Data section:
##########

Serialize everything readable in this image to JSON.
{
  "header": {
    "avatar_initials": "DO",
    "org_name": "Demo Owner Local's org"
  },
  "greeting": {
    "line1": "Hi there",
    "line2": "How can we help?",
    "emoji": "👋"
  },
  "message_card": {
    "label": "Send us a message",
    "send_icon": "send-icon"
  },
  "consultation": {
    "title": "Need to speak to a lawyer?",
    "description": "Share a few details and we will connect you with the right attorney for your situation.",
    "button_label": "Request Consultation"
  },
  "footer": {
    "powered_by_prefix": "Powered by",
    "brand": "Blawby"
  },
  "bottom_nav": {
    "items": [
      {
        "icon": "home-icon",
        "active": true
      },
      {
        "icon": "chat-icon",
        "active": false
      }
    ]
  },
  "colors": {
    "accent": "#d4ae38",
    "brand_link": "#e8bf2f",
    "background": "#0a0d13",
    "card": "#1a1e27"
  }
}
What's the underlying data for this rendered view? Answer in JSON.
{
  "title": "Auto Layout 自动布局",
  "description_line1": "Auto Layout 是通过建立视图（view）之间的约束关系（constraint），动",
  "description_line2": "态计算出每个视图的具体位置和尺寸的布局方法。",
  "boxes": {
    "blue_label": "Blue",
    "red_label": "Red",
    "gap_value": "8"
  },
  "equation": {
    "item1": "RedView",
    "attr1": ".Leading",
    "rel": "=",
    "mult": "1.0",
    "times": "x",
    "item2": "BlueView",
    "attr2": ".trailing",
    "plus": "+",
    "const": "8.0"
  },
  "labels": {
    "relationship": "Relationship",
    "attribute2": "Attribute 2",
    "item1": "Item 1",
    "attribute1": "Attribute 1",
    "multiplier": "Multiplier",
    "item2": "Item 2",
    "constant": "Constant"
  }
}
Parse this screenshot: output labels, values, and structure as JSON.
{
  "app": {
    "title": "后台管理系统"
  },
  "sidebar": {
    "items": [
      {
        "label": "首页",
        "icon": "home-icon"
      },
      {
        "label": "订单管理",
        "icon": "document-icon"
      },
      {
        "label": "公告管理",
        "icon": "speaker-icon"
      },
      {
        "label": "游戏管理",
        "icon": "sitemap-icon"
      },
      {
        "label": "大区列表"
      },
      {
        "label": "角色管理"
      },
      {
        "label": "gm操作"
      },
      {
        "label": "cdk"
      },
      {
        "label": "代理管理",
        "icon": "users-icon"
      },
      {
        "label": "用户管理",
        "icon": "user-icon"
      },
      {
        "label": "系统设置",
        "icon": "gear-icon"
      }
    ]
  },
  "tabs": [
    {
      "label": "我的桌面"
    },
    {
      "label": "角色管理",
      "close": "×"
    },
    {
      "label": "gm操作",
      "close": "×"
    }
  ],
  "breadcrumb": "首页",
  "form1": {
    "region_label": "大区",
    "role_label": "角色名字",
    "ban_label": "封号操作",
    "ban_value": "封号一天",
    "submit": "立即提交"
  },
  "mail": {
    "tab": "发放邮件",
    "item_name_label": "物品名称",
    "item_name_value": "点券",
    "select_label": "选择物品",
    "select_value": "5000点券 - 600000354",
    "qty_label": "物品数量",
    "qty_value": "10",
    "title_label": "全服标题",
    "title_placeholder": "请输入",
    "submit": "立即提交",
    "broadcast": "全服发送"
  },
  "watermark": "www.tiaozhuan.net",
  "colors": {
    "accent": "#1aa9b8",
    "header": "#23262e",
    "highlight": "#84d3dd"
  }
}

##########

Given problem:
Scan the material for lines with the word "Layout", and copy each line you find.

Completed exercise:
  "title": "Auto Layout 自动布局",
  "description_line1": "Auto Layout 是通过建立视图（view）之间的约束关系（constraint），动",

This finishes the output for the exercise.